Type out every line below exactly as it reads.

[Data entries]
......
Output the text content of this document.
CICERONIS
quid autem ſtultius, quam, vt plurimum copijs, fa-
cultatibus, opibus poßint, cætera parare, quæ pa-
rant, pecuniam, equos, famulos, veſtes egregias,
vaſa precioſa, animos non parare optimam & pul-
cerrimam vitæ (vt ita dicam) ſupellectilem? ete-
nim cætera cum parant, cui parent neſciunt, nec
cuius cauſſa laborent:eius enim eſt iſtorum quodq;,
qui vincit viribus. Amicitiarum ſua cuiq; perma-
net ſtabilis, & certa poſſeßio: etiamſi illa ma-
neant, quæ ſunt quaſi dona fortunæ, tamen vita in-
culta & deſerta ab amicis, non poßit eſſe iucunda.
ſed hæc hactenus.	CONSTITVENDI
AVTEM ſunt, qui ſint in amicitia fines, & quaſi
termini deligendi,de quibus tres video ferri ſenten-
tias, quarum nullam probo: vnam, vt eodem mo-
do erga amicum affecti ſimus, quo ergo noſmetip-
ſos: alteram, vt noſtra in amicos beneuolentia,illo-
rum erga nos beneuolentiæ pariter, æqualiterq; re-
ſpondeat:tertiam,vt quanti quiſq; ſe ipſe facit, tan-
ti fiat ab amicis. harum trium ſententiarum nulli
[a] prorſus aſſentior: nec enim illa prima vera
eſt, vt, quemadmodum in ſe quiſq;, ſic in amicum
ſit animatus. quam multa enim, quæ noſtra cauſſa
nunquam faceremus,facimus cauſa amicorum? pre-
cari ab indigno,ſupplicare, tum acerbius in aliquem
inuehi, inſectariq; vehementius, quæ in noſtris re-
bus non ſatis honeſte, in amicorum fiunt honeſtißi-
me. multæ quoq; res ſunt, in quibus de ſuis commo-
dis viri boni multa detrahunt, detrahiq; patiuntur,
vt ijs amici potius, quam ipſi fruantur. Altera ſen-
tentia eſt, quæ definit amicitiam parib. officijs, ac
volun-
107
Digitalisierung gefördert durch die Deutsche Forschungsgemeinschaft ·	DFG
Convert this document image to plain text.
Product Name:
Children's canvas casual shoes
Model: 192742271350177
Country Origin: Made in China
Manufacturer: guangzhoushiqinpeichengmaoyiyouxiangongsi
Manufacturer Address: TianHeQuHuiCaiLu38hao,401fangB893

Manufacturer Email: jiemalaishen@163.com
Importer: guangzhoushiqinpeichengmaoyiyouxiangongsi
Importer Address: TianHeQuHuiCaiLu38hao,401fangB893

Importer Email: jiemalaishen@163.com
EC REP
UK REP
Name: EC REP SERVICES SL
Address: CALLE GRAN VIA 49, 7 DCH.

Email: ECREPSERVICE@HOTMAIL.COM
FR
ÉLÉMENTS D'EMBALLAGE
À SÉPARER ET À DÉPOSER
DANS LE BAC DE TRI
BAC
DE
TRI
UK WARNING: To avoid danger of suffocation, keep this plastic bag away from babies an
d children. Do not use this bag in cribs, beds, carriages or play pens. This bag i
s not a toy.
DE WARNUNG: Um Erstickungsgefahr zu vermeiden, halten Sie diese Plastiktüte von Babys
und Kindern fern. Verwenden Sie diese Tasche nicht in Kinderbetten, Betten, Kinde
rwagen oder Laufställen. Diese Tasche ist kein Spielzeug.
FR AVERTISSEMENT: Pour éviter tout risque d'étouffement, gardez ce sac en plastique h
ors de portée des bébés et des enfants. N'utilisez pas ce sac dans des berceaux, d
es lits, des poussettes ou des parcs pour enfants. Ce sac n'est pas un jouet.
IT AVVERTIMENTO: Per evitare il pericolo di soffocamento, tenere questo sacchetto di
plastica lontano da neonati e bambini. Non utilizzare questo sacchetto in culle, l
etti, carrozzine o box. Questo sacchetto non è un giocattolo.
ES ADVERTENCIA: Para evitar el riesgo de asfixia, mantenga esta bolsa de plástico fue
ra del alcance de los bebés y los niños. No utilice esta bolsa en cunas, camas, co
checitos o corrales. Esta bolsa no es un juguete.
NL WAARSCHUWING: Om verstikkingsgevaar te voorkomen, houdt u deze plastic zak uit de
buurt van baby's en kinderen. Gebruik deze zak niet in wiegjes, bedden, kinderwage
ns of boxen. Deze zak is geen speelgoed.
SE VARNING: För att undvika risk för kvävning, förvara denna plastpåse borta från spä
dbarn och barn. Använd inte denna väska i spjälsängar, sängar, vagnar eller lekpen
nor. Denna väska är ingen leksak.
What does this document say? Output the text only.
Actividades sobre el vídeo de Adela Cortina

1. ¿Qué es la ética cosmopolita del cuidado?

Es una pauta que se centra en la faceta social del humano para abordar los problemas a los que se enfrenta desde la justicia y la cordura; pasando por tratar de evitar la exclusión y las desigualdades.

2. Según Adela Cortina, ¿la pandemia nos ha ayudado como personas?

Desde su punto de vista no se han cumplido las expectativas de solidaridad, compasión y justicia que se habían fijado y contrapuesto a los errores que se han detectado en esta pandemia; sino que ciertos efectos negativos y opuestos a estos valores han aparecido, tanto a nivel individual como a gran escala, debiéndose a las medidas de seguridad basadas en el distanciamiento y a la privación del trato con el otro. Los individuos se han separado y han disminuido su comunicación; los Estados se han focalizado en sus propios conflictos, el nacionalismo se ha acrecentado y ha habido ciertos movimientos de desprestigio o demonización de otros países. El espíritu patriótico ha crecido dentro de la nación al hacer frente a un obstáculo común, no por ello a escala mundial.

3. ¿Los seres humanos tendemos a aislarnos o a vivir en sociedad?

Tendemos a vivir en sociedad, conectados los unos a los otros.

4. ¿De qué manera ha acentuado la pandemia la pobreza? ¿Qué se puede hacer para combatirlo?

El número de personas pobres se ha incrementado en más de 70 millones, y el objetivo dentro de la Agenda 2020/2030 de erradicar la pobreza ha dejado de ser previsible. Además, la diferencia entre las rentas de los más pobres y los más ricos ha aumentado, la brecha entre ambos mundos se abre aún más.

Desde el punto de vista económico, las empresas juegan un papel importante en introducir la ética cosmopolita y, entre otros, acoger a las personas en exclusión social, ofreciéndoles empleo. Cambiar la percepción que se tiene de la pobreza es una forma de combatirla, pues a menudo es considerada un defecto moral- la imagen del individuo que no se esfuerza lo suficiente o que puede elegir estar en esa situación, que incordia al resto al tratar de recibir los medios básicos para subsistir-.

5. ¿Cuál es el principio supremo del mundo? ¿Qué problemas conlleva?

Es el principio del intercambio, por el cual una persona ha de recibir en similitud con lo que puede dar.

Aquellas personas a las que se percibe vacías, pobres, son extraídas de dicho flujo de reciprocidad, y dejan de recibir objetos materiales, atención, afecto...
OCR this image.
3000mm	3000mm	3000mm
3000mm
......
* [Exercise response]:
Output the text content of this document.
CICERONIS
quid autem ſtultius, quam, vt plurimum copijs, fa-
cultatibus, opibus poßint, cætera parare, quæ pa-
rant, pecuniam, equos, famulos, veſtes egregias,
vaſa precioſa, animos non parare optimam & pul-
cerrimam vitæ (vt ita dicam) ſupellectilem? ete-
nim cætera cum parant, cui parent neſciunt, nec
cuius cauſſa laborent:eius enim eſt iſtorum quodq;,
qui vincit viribus. Amicitiarum ſua cuiq; perma-
net ſtabilis, & certa poſſeßio: etiamſi illa ma-
neant, quæ ſunt quaſi dona fortunæ, tamen vita in-
culta & deſerta ab amicis, non poßit eſſe iucunda.
ſed hæc hactenus.	CONSTITVENDI
AVTEM ſunt, qui ſint in amicitia fines, & quaſi
termini deligendi,de quibus tres video ferri ſenten-
tias, quarum nullam probo: vnam, vt eodem mo-
do erga amicum affecti ſimus, quo ergo noſmetip-
ſos: alteram, vt noſtra in amicos beneuolentia,illo-
rum erga nos beneuolentiæ pariter, æqualiterq; re-
ſpondeat:tertiam,vt quanti quiſq; ſe ipſe facit, tan-
ti fiat ab amicis. harum trium ſententiarum nulli
[a] prorſus aſſentior: nec enim illa prima vera
eſt, vt, quemadmodum in ſe quiſq;, ſic in amicum
ſit animatus. quam multa enim, quæ noſtra cauſſa
nunquam faceremus,facimus cauſa amicorum? pre-
cari ab indigno,ſupplicare, tum acerbius in aliquem
inuehi, inſectariq; vehementius, quæ in noſtris re-
bus non ſatis honeſte, in amicorum fiunt honeſtißi-
me. multæ quoq; res ſunt, in quibus de ſuis commo-
dis viri boni multa detrahunt, detrahiq; patiuntur,
vt ijs amici potius, quam ipſi fruantur. Altera ſen-
tentia eſt, quæ definit amicitiam parib. officijs, ac
volun-
107
Digitalisierung gefördert durch die Deutsche Forschungsgemeinschaft ·	DFG
Convert this document image to plain text.
Product Name:
Children's canvas casual shoes
Model: 192742271350177
Country Origin: Made in China
Manufacturer: guangzhoushiqinpeichengmaoyiyouxiangongsi
Manufacturer Address: TianHeQuHuiCaiLu38hao,401fangB893

Manufacturer Email: jiemalaishen@163.com
Importer: guangzhoushiqinpeichengmaoyiyouxiangongsi
Importer Address: TianHeQuHuiCaiLu38hao,401fangB893

Importer Email: jiemalaishen@163.com
EC REP
UK REP
Name: EC REP SERVICES SL
Address: CALLE GRAN VIA 49, 7 DCH.

Email: ECREPSERVICE@HOTMAIL.COM
FR
ÉLÉMENTS D'EMBALLAGE
À SÉPARER ET À DÉPOSER
DANS LE BAC DE TRI
BAC
DE
TRI
UK WARNING: To avoid danger of suffocation, keep this plastic bag away from babies an
d children. Do not use this bag in cribs, beds, carriages or play pens. This bag i
s not a toy.
DE WARNUNG: Um Erstickungsgefahr zu vermeiden, halten Sie diese Plastiktüte von Babys
und Kindern fern. Verwenden Sie diese Tasche nicht in Kinderbetten, Betten, Kinde
rwagen oder Laufställen. Diese Tasche ist kein Spielzeug.
FR AVERTISSEMENT: Pour éviter tout risque d'étouffement, gardez ce sac en plastique h
ors de portée des bébés et des enfants. N'utilisez pas ce sac dans des berceaux, d
es lits, des poussettes ou des parcs pour enfants. Ce sac n'est pas un jouet.
IT AVVERTIMENTO: Per evitare il pericolo di soffocamento, tenere questo sacchetto di
plastica lontano da neonati e bambini. Non utilizzare questo sacchetto in culle, l
etti, carrozzine o box. Questo sacchetto non è un giocattolo.
ES ADVERTENCIA: Para evitar el riesgo de asfixia, mantenga esta bolsa de plástico fue
ra del alcance de los bebés y los niños. No utilice esta bolsa en cunas, camas, co
checitos o corrales. Esta bolsa no es un juguete.
NL WAARSCHUWING: Om verstikkingsgevaar te voorkomen, houdt u deze plastic zak uit de
buurt van baby's en kinderen. Gebruik deze zak niet in wiegjes, bedden, kinderwage
ns of boxen. Deze zak is geen speelgoed.
SE VARNING: För att undvika risk för kvävning, förvara denna plastpåse borta från spä
dbarn och barn. Använd inte denna väska i spjälsängar, sängar, vagnar eller lekpen
nor. Denna väska är ingen leksak.
What does this document say? Output the text only.
Actividades sobre el vídeo de Adela Cortina

1. ¿Qué es la ética cosmopolita del cuidado?

Es una pauta que se centra en la faceta social del humano para abordar los problemas a los que se enfrenta desde la justicia y la cordura; pasando por tratar de evitar la exclusión y las desigualdades.

2. Según Adela Cortina, ¿la pandemia nos ha ayudado como personas?

Desde su punto de vista no se han cumplido las expectativas de solidaridad, compasión y justicia que se habían fijado y contrapuesto a los errores que se han detectado en esta pandemia; sino que ciertos efectos negativos y opuestos a estos valores han aparecido, tanto a nivel individual como a gran escala, debiéndose a las medidas de seguridad basadas en el distanciamiento y a la privación del trato con el otro. Los individuos se han separado y han disminuido su comunicación; los Estados se han focalizado en sus propios conflictos, el nacionalismo se ha acrecentado y ha habido ciertos movimientos de desprestigio o demonización de otros países. El espíritu patriótico ha crecido dentro de la nación al hacer frente a un obstáculo común, no por ello a escala mundial.

3. ¿Los seres humanos tendemos a aislarnos o a vivir en sociedad?

Tendemos a vivir en sociedad, conectados los unos a los otros.

4. ¿De qué manera ha acentuado la pandemia la pobreza? ¿Qué se puede hacer para combatirlo?

El número de personas pobres se ha incrementado en más de 70 millones, y el objetivo dentro de la Agenda 2020/2030 de erradicar la pobreza ha dejado de ser previsible. Además, la diferencia entre las rentas de los más pobres y los más ricos ha aumentado, la brecha entre ambos mundos se abre aún más.

Desde el punto de vista económico, las empresas juegan un papel importante en introducir la ética cosmopolita y, entre otros, acoger a las personas en exclusión social, ofreciéndoles empleo. Cambiar la percepción que se tiene de la pobreza es una forma de combatirla, pues a menudo es considerada un defecto moral- la imagen del individuo que no se esfuerza lo suficiente o que puede elegir estar en esa situación, que incordia al resto al tratar de recibir los medios básicos para subsistir-.

5. ¿Cuál es el principio supremo del mundo? ¿Qué problemas conlleva?

Es el principio del intercambio, por el cual una persona ha de recibir en similitud con lo que puede dar.

Aquellas personas a las que se percibe vacías, pobres, son extraídas de dicho flujo de reciprocidad, y dejan de recibir objetos materiales, atención, afecto...
OCR this image.
3000mm	3000mm	3000mm
3000mm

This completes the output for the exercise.